**PROBLEM DESCRIPTION:** The records that follow should be retyped word for word.

Dataset rows
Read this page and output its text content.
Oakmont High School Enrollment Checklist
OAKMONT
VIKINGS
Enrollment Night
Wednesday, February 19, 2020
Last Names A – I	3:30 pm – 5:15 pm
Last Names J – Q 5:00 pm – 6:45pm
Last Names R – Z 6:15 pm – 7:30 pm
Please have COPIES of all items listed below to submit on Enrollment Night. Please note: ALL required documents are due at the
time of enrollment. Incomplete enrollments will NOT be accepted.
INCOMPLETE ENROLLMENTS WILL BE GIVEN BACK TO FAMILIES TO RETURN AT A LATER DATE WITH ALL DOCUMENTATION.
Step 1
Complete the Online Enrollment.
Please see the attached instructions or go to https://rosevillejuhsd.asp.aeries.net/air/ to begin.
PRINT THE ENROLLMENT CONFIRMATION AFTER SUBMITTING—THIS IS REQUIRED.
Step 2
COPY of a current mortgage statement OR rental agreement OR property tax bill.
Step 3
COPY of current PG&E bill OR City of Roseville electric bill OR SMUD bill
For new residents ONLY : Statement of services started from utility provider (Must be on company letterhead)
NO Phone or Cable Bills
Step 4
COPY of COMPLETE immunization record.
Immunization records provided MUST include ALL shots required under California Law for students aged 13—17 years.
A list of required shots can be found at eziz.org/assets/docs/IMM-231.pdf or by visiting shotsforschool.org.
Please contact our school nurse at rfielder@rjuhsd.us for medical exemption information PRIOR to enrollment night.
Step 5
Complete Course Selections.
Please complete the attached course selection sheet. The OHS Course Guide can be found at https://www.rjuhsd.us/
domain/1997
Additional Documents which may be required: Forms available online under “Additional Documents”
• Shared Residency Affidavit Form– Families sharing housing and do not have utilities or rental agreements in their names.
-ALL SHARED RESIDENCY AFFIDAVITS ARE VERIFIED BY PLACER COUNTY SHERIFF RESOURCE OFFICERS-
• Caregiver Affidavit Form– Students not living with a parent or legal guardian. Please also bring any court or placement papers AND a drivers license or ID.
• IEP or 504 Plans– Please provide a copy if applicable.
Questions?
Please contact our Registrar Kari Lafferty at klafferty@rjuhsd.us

**EXPECTED OUTPUT:**
Read this page and output its text content.
Oakmont High School Enrollment Checklist
OAKMONT
VIKINGS
Enrollment Night
Wednesday, February 19, 2020
Last Names A – I	3:30 pm – 5:15 pm
Last Names J – Q 5:00 pm – 6:45pm
Last Names R – Z 6:15 pm – 7:30 pm
Please have COPIES of all items listed below to submit on Enrollment Night. Please note: ALL required documents are due at the
time of enrollment. Incomplete enrollments will NOT be accepted.
INCOMPLETE ENROLLMENTS WILL BE GIVEN BACK TO FAMILIES TO RETURN AT A LATER DATE WITH ALL DOCUMENTATION.
Step 1
Complete the Online Enrollment.
Please see the attached instructions or go to https://rosevillejuhsd.asp.aeries.net/air/ to begin.
PRINT THE ENROLLMENT CONFIRMATION AFTER SUBMITTING—THIS IS REQUIRED.
Step 2
COPY of a current mortgage statement OR rental agreement OR property tax bill.
Step 3
COPY of current PG&E bill OR City of Roseville electric bill OR SMUD bill
For new residents ONLY : Statement of services started from utility provider (Must be on company letterhead)
NO Phone or Cable Bills
Step 4
COPY of COMPLETE immunization record.
Immunization records provided MUST include ALL shots required under California Law for students aged 13—17 years.
A list of required shots can be found at eziz.org/assets/docs/IMM-231.pdf or by visiting shotsforschool.org.
Please contact our school nurse at rfielder@rjuhsd.us for medical exemption information PRIOR to enrollment night.
Step 5
Complete Course Selections.
Please complete the attached course selection sheet. The OHS Course Guide can be found at https://www.rjuhsd.us/
domain/1997
Additional Documents which may be required: Forms available online under “Additional Documents”
• Shared Residency Affidavit Form– Families sharing housing and do not have utilities or rental agreements in their names.
-ALL SHARED RESIDENCY AFFIDAVITS ARE VERIFIED BY PLACER COUNTY SHERIFF RESOURCE OFFICERS-
• Caregiver Affidavit Form– Students not living with a parent or legal guardian. Please also bring any court or placement papers AND a drivers license or ID.
• IEP or 504 Plans– Please provide a copy if applicable.
Questions?
Please contact our Registrar Kari Lafferty at klafferty@rjuhsd.us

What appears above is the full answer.